• _Problem_
Copy out each line exactly as it appears.

::: Records for this exercise :::

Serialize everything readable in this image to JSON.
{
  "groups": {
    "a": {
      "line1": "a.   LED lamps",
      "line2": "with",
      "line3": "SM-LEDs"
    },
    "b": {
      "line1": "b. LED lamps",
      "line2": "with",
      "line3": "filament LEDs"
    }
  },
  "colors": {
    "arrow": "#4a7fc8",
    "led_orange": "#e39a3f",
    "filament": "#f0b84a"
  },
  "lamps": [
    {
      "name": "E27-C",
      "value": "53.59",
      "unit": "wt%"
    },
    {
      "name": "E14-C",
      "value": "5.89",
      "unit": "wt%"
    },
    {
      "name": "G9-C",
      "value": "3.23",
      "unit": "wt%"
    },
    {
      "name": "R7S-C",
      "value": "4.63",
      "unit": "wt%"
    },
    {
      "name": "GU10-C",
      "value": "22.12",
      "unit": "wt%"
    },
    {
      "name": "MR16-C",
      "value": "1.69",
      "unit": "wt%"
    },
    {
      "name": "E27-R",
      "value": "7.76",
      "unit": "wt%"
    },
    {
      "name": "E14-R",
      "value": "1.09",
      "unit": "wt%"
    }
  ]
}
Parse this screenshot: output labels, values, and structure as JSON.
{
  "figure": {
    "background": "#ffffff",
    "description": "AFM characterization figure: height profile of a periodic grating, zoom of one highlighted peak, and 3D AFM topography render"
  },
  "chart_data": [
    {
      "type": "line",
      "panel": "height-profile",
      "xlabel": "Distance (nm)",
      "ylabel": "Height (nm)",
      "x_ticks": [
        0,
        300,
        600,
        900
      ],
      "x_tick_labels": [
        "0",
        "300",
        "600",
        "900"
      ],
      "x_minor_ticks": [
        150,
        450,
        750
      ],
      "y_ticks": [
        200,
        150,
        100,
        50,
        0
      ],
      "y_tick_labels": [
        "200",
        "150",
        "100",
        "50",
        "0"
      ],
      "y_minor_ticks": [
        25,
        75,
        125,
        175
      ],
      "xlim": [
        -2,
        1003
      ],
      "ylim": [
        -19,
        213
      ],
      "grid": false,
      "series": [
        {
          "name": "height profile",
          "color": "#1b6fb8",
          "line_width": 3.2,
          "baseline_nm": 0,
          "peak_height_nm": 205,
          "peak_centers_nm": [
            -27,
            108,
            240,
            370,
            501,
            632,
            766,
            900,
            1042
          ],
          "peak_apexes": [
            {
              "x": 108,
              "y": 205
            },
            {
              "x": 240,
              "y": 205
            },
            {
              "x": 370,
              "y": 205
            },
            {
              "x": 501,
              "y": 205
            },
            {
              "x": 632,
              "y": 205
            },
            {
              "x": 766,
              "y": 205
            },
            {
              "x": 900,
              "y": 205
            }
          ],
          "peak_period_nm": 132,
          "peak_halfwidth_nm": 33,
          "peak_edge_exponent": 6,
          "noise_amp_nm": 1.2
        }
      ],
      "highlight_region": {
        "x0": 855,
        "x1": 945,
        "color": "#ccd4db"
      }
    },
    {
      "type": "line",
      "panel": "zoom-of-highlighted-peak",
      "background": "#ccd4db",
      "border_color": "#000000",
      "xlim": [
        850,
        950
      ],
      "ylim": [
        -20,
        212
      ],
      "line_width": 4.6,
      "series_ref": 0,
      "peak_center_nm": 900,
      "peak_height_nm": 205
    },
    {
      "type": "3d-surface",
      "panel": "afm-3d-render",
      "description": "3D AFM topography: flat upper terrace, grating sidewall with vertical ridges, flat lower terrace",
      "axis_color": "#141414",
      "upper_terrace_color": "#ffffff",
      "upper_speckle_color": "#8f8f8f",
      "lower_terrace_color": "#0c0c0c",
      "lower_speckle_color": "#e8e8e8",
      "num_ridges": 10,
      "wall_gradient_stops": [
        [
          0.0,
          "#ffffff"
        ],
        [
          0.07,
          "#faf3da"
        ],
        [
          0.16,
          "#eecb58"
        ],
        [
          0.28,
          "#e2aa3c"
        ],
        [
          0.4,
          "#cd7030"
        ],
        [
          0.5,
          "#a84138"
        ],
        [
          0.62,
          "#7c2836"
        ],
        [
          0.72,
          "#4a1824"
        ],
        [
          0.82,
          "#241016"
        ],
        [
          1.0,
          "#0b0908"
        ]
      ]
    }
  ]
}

:::

• _Final result_
Serialize everything readable in this image to JSON.
{
  "groups": {
    "a": {
      "line1": "a.   LED lamps",
      "line2": "with",
      "line3": "SM-LEDs"
    },
    "b": {
      "line1": "b. LED lamps",
      "line2": "with",
      "line3": "filament LEDs"
    }
  },
  "colors": {
    "arrow": "#4a7fc8",
    "led_orange": "#e39a3f",
    "filament": "#f0b84a"
  },
  "lamps": [
    {
      "name": "E27-C",
      "value": "53.59",
      "unit": "wt%"
    },
    {
      "name": "E14-C",
      "value": "5.89",
      "unit": "wt%"
    },
    {
      "name": "G9-C",
      "value": "3.23",
      "unit": "wt%"
    },
    {
      "name": "R7S-C",
      "value": "4.63",
      "unit": "wt%"
    },
    {
      "name": "GU10-C",
      "value": "22.12",
      "unit": "wt%"
    },
    {
      "name": "MR16-C",
      "value": "1.69",
      "unit": "wt%"
    },
    {
      "name": "E27-R",
      "value": "7.76",
      "unit": "wt%"
    },
    {
      "name": "E14-R",
      "value": "1.09",
      "unit": "wt%"
    }
  ]
}
Parse this screenshot: output labels, values, and structure as JSON.
{
  "figure": {
    "background": "#ffffff",
    "description": "AFM characterization figure: height profile of a periodic grating, zoom of one highlighted peak, and 3D AFM topography render"
  },
  "chart_data": [
    {
      "type": "line",
      "panel": "height-profile",
      "xlabel": "Distance (nm)",
      "ylabel": "Height (nm)",
      "x_ticks": [
        0,
        300,
        600,
        900
      ],
      "x_tick_labels": [
        "0",
        "300",
        "600",
        "900"
      ],
      "x_minor_ticks": [
        150,
        450,
        750
      ],
      "y_ticks": [
        200,
        150,
        100,
        50,
        0
      ],
      "y_tick_labels": [
        "200",
        "150",
        "100",
        "50",
        "0"
      ],
      "y_minor_ticks": [
        25,
        75,
        125,
        175
      ],
      "xlim": [
        -2,
        1003
      ],
      "ylim": [
        -19,
        213
      ],
      "grid": false,
      "series": [
        {
          "name": "height profile",
          "color": "#1b6fb8",
          "line_width": 3.2,
          "baseline_nm": 0,
          "peak_height_nm": 205,
          "peak_centers_nm": [
            -27,
            108,
            240,
            370,
            501,
            632,
            766,
            900,
            1042
          ],
          "peak_apexes": [
            {
              "x": 108,
              "y": 205
            },
            {
              "x": 240,
              "y": 205
            },
            {
              "x": 370,
              "y": 205
            },
            {
              "x": 501,
              "y": 205
            },
            {
              "x": 632,
              "y": 205
            },
            {
              "x": 766,
              "y": 205
            },
            {
              "x": 900,
              "y": 205
            }
          ],
          "peak_period_nm": 132,
          "peak_halfwidth_nm": 33,
          "peak_edge_exponent": 6,
          "noise_amp_nm": 1.2
        }
      ],
      "highlight_region": {
        "x0": 855,
        "x1": 945,
        "color": "#ccd4db"
      }
    },
    {
      "type": "line",
      "panel": "zoom-of-highlighted-peak",
      "background": "#ccd4db",
      "border_color": "#000000",
      "xlim": [
        850,
        950
      ],
      "ylim": [
        -20,
        212
      ],
      "line_width": 4.6,
      "series_ref": 0,
      "peak_center_nm": 900,
      "peak_height_nm": 205
    },
    {
      "type": "3d-surface",
      "panel": "afm-3d-render",
      "description": "3D AFM topography: flat upper terrace, grating sidewall with vertical ridges, flat lower terrace",
      "axis_color": "#141414",
      "upper_terrace_color": "#ffffff",
      "upper_speckle_color": "#8f8f8f",
      "lower_terrace_color": "#0c0c0c",
      "lower_speckle_color": "#e8e8e8",
      "num_ridges": 10,
      "wall_gradient_stops": [
        [
          0.0,
          "#ffffff"
        ],
        [
          0.07,
          "#faf3da"
        ],
        [
          0.16,
          "#eecb58"
        ],
        [
          0.28,
          "#e2aa3c"
        ],
        [
          0.4,
          "#cd7030"
        ],
        [
          0.5,
          "#a84138"
        ],
        [
          0.62,
          "#7c2836"
        ],
        [
          0.72,
          "#4a1824"
        ],
        [
          0.82,
          "#241016"
        ],
        [
          1.0,
          "#0b0908"
        ]
      ]
    }
  ]
}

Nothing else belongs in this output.